> [Problem statement]:
List all lines of the data that include the string "North".

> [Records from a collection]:
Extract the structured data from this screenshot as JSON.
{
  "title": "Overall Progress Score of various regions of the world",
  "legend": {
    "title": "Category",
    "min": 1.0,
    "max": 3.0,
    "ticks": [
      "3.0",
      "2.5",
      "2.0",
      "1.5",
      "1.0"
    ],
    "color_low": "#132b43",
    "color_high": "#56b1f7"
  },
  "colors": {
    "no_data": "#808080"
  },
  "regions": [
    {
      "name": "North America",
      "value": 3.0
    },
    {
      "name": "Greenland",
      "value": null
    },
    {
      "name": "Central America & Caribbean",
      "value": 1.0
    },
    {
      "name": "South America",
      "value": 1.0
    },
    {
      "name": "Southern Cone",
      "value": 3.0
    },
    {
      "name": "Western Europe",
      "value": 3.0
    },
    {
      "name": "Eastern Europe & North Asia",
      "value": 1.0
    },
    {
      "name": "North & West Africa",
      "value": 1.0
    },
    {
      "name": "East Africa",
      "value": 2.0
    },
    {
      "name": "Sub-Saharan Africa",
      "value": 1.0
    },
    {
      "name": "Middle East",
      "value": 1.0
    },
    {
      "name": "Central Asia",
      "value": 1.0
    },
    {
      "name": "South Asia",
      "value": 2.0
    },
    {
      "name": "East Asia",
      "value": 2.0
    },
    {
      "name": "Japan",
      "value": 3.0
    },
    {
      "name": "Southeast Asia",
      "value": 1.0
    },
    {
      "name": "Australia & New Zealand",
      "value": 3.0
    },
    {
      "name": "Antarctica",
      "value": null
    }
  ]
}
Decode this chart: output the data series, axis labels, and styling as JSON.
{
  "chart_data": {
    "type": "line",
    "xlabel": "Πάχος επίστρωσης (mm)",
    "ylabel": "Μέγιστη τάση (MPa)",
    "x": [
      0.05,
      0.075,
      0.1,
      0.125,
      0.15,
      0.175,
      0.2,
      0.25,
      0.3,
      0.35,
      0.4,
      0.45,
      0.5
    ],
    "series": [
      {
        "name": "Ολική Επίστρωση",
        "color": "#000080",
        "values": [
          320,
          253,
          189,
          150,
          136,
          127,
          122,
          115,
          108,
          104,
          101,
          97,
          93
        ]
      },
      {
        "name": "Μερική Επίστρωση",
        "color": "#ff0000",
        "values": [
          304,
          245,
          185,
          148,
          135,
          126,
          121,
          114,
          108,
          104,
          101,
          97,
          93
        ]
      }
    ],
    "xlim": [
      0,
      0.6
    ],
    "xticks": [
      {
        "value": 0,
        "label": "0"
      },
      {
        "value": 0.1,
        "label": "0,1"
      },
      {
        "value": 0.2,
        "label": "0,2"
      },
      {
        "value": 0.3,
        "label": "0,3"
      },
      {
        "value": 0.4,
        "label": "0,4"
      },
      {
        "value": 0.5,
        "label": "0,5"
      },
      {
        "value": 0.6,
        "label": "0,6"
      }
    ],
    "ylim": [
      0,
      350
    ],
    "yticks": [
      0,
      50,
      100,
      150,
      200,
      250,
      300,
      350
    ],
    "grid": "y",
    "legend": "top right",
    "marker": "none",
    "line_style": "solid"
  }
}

> [Solution]:
      "name": "North America",
      "name": "Eastern Europe & North Asia",
      "name": "North & West Africa",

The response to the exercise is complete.